» What to work on: Reproduce the entries word for word, and omit any picture you find in them.

» Dataset excerpts:
-- Begin --

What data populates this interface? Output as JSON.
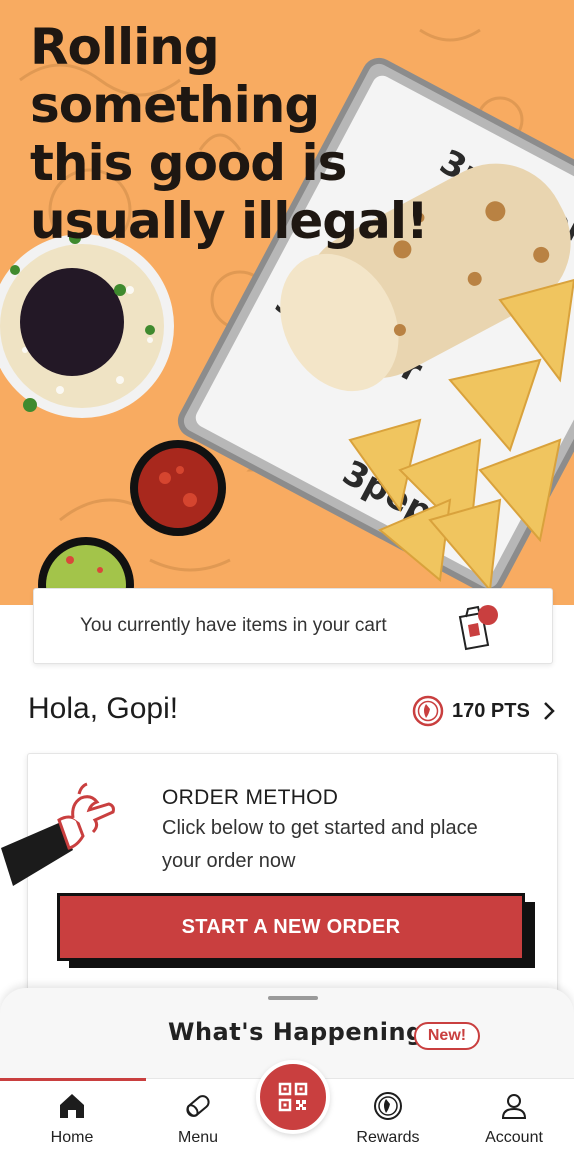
{
  "hero": {
    "headline_lines": [
      "Rolling something",
      "this good is",
      "usually illegal!"
    ],
    "background_color": "#f8ab61",
    "wrapper_brand_text": "3pepper",
    "wrapper_small_text": "Order O"
  },
  "cart_banner": {
    "message": "You currently have items in your cart",
    "icon": "cart-bag-icon"
  },
  "greeting": {
    "text": "Hola, Gopi!"
  },
  "points": {
    "label": "170 PTS",
    "icon": "pepper-points-icon"
  },
  "order_method": {
    "title": "ORDER METHOD",
    "description": "Click below to get started and place your order now",
    "button_label": "START A NEW ORDER"
  },
  "whats_happening": {
    "title": "What's Happening",
    "badge": "New!"
  },
  "nav": {
    "items": [
      {
        "label": "Home",
        "icon": "home-icon",
        "active": true
      },
      {
        "label": "Menu",
        "icon": "burrito-icon"
      },
      {
        "label": "Rewards",
        "icon": "pepper-icon"
      },
      {
        "label": "Account",
        "icon": "user-icon"
      }
    ],
    "center_button_icon": "qr-code-icon"
  },
  "colors": {
    "accent": "#c93f3f",
    "hero_orange": "#f8ab61",
    "text": "#1d1d1d"
  }
}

-- End --

» Written reply:
What data populates this interface? Output as JSON.
{
  "hero": {
    "headline_lines": [
      "Rolling something",
      "this good is",
      "usually illegal!"
    ],
    "background_color": "#f8ab61",
    "wrapper_brand_text": "3pepper",
    "wrapper_small_text": "Order O"
  },
  "cart_banner": {
    "message": "You currently have items in your cart",
    "icon": "cart-bag-icon"
  },
  "greeting": {
    "text": "Hola, Gopi!"
  },
  "points": {
    "label": "170 PTS",
    "icon": "pepper-points-icon"
  },
  "order_method": {
    "title": "ORDER METHOD",
    "description": "Click below to get started and place your order now",
    "button_label": "START A NEW ORDER"
  },
  "whats_happening": {
    "title": "What's Happening",
    "badge": "New!"
  },
  "nav": {
    "items": [
      {
        "label": "Home",
        "icon": "home-icon",
        "active": true
      },
      {
        "label": "Menu",
        "icon": "burrito-icon"
      },
      {
        "label": "Rewards",
        "icon": "pepper-icon"
      },
      {
        "label": "Account",
        "icon": "user-icon"
      }
    ],
    "center_button_icon": "qr-code-icon"
  },
  "colors": {
    "accent": "#c93f3f",
    "hero_orange": "#f8ab61",
    "text": "#1d1d1d"
  }
}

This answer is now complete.